▸ **Information provided**:
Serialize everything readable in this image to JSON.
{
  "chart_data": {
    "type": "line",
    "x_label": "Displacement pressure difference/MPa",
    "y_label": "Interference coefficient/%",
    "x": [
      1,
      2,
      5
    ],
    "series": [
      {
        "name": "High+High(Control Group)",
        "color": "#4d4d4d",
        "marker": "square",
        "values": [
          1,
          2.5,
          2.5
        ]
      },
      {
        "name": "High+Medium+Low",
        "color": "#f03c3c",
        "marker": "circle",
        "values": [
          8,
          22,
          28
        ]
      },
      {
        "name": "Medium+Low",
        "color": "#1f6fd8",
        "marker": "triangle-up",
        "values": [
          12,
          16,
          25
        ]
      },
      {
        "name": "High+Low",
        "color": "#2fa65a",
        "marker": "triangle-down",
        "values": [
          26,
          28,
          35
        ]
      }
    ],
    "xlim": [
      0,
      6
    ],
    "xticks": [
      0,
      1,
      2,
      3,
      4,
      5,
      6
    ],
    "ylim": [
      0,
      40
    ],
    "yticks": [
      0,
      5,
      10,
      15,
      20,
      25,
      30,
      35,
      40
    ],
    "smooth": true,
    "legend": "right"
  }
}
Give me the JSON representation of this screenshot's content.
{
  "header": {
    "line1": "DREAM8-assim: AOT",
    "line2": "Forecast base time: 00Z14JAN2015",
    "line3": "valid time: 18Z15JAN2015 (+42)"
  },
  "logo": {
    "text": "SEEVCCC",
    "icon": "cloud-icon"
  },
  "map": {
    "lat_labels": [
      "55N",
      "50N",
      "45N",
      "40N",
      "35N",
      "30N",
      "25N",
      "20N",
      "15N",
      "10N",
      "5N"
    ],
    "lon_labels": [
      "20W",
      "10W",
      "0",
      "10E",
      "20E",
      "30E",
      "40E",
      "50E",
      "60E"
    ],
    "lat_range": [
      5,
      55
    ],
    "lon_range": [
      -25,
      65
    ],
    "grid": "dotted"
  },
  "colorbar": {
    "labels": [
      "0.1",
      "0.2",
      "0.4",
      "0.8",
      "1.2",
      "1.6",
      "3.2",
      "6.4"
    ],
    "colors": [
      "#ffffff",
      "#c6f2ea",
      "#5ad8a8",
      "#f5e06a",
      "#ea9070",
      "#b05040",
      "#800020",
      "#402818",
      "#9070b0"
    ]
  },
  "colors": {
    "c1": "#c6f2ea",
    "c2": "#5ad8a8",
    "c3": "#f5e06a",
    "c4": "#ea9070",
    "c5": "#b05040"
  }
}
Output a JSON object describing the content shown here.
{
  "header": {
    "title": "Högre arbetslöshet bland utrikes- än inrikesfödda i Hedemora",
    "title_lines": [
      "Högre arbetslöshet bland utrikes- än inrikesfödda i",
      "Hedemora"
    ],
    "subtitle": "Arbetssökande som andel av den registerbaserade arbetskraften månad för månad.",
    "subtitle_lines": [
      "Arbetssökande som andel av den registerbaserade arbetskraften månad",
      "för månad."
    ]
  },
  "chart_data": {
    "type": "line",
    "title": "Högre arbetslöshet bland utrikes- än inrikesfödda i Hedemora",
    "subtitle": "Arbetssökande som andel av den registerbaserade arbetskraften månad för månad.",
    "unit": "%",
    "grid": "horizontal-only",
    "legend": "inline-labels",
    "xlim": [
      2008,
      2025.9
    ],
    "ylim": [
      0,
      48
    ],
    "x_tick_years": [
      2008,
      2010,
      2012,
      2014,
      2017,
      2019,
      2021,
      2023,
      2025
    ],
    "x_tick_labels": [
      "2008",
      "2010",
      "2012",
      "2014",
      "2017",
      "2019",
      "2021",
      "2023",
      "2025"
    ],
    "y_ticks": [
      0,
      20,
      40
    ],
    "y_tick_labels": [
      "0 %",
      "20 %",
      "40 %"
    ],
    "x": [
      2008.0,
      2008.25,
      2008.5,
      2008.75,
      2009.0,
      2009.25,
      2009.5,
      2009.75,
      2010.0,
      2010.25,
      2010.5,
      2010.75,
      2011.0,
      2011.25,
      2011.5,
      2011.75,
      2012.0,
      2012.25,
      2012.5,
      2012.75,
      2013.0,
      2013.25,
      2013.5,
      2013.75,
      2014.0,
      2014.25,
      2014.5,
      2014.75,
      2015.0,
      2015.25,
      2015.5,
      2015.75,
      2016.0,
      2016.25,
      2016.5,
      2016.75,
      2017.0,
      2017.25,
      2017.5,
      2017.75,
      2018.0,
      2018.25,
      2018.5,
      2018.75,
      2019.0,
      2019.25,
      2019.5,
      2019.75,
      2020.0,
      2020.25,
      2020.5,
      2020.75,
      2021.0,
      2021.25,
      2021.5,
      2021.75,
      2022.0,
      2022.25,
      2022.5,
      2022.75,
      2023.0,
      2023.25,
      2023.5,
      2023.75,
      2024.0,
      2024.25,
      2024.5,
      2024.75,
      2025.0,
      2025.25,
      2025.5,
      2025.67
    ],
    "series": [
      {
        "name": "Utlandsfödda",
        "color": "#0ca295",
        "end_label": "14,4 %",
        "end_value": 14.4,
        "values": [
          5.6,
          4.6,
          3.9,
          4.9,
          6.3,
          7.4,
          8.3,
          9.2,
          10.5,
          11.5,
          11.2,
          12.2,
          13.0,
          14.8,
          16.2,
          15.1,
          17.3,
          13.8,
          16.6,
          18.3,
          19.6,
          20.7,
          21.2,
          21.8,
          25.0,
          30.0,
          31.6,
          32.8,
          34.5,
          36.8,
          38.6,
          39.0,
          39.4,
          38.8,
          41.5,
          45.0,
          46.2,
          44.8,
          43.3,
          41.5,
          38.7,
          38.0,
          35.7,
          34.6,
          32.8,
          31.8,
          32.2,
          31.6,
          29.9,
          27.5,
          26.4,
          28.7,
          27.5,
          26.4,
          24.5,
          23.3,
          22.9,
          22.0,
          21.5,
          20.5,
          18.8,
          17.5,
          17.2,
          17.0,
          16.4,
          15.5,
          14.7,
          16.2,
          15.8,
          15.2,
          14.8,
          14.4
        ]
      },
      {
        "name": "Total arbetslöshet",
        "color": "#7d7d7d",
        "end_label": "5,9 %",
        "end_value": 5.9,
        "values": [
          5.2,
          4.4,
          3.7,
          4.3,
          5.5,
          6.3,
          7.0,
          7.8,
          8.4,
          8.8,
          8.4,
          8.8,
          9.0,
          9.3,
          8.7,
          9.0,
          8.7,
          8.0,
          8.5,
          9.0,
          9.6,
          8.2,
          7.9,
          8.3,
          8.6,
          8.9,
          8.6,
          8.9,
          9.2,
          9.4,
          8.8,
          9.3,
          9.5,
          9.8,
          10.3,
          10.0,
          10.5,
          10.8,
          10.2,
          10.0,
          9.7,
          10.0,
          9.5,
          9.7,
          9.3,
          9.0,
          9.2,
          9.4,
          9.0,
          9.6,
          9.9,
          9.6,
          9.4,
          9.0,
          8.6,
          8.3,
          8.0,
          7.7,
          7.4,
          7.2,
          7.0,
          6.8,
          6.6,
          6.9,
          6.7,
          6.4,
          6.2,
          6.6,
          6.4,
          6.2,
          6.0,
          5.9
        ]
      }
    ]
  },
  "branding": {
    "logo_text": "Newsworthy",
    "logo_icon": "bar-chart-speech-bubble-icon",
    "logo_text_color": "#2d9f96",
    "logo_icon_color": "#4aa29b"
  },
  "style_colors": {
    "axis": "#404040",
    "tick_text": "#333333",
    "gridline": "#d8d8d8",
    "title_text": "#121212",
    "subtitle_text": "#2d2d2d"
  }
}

▸ **The exercise**:
From the entries above, collect every line with the string "High" in it.

▸ **Finished exercise**:
        "name": "High+High(Control Group)",
        "name": "High+Medium+Low",
        "name": "High+Low",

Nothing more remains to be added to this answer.